Dataset items
>>>>>

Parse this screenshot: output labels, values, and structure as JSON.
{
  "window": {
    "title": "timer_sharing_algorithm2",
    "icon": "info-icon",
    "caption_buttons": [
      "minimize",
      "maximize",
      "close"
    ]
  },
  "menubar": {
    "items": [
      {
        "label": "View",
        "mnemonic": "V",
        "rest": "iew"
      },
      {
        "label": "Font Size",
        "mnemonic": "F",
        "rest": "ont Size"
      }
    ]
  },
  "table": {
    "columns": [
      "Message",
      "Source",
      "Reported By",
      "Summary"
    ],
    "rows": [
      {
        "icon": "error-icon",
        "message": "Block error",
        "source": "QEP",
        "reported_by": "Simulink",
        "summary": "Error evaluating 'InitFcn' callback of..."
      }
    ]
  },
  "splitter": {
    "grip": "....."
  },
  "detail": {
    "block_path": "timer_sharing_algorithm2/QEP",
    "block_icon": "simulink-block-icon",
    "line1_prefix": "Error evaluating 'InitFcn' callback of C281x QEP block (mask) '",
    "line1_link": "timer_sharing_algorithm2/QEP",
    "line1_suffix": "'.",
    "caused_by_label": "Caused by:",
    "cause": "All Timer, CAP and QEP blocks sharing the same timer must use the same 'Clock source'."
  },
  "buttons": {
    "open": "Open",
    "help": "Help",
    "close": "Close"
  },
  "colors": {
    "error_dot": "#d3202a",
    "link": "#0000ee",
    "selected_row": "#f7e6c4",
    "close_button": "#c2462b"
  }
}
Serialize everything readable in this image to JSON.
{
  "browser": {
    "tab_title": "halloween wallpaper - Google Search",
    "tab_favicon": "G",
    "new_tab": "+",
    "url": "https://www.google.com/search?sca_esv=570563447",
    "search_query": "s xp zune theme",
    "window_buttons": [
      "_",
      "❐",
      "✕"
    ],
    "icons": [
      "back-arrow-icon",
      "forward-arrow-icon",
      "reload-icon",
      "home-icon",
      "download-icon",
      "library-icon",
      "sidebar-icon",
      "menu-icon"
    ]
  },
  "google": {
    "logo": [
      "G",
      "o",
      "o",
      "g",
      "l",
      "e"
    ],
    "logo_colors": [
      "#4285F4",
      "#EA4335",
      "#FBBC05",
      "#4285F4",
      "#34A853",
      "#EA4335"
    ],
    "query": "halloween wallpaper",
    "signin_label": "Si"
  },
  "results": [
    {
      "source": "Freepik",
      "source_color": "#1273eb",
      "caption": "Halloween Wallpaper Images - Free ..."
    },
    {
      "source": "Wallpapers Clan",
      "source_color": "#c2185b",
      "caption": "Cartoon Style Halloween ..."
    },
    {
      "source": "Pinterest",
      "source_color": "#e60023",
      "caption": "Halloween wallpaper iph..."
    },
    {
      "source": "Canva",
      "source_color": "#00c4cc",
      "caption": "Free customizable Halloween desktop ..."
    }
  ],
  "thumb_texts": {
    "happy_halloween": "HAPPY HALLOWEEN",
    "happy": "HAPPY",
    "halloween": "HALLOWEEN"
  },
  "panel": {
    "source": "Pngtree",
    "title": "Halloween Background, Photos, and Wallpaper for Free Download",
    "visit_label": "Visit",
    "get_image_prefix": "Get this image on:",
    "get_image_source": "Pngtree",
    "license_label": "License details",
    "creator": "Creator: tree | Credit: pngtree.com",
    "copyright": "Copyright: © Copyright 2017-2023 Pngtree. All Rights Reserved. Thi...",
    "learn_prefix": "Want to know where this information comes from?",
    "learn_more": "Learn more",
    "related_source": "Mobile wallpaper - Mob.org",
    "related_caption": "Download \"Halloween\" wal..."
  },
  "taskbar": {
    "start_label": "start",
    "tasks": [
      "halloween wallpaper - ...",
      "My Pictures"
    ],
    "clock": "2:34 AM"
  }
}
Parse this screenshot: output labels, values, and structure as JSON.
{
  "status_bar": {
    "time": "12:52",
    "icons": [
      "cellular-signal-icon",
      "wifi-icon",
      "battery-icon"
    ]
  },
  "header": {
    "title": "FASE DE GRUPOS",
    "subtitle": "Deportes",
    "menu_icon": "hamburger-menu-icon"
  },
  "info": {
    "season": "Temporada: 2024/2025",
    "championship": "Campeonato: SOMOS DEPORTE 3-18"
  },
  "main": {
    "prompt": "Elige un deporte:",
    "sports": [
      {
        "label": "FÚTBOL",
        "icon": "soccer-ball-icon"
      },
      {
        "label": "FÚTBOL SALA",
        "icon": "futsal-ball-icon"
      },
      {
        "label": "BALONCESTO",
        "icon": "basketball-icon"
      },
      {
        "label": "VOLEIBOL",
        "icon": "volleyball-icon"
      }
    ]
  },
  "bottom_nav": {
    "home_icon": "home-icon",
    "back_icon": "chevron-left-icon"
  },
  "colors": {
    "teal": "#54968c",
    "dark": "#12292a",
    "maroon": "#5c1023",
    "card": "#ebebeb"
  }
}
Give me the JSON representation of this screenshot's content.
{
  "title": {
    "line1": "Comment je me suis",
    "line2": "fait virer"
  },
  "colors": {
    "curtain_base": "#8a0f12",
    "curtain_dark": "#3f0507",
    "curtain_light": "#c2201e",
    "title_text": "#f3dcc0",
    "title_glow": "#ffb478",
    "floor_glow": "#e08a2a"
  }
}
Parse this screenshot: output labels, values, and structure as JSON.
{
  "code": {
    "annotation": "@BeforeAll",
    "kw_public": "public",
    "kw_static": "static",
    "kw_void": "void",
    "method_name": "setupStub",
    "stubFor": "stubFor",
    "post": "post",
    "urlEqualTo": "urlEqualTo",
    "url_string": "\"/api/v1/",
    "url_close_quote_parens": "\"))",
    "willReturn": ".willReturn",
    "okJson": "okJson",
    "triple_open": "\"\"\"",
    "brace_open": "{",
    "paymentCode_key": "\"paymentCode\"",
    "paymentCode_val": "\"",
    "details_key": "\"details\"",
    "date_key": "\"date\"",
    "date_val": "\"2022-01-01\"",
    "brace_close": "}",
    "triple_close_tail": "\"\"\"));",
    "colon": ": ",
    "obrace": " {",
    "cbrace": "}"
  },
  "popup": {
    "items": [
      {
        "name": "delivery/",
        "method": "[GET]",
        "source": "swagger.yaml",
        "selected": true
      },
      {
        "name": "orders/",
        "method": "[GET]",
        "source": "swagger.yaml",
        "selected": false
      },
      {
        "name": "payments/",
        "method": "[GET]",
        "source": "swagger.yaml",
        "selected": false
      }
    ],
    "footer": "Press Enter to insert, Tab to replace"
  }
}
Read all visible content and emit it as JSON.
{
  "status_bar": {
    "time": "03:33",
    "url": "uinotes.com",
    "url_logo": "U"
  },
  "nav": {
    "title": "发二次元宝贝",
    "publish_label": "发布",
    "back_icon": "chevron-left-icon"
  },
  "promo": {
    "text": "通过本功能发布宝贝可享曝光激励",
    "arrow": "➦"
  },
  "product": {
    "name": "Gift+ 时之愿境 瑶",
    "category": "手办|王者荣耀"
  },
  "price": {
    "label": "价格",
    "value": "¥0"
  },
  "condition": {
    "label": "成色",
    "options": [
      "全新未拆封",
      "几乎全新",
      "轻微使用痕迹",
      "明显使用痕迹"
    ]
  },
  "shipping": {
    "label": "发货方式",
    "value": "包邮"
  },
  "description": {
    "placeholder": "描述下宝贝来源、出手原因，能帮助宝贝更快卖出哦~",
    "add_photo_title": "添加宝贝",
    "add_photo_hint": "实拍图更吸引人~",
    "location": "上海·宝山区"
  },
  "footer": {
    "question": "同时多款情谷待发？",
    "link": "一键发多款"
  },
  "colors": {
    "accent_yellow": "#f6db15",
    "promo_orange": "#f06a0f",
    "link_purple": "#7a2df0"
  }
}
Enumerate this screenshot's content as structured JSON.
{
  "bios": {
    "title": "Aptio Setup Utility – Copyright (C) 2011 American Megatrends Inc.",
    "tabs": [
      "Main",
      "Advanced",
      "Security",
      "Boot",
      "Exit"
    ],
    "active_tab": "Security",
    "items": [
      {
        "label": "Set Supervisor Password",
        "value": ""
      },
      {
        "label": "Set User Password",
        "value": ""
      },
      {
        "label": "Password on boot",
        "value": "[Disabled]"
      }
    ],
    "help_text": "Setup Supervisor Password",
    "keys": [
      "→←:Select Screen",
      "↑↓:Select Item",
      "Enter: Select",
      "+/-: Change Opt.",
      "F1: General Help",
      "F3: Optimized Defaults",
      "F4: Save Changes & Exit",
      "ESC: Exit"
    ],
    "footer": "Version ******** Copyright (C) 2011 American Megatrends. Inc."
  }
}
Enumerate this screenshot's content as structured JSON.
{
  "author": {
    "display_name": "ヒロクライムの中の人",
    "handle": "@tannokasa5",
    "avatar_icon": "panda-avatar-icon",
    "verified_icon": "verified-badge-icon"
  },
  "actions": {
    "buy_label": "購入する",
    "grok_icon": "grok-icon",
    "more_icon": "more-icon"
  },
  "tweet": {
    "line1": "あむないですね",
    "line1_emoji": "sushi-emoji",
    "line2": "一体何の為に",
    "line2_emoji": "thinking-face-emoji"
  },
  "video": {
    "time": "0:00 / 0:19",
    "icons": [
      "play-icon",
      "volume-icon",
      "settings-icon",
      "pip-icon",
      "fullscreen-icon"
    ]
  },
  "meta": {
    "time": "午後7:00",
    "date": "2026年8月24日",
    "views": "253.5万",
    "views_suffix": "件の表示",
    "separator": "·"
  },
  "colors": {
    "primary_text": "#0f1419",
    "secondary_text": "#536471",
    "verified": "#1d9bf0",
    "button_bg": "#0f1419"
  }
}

<<<<<

→ Instructions to follow
State only the count of lines above that hold the string "Password".

→ The answer
4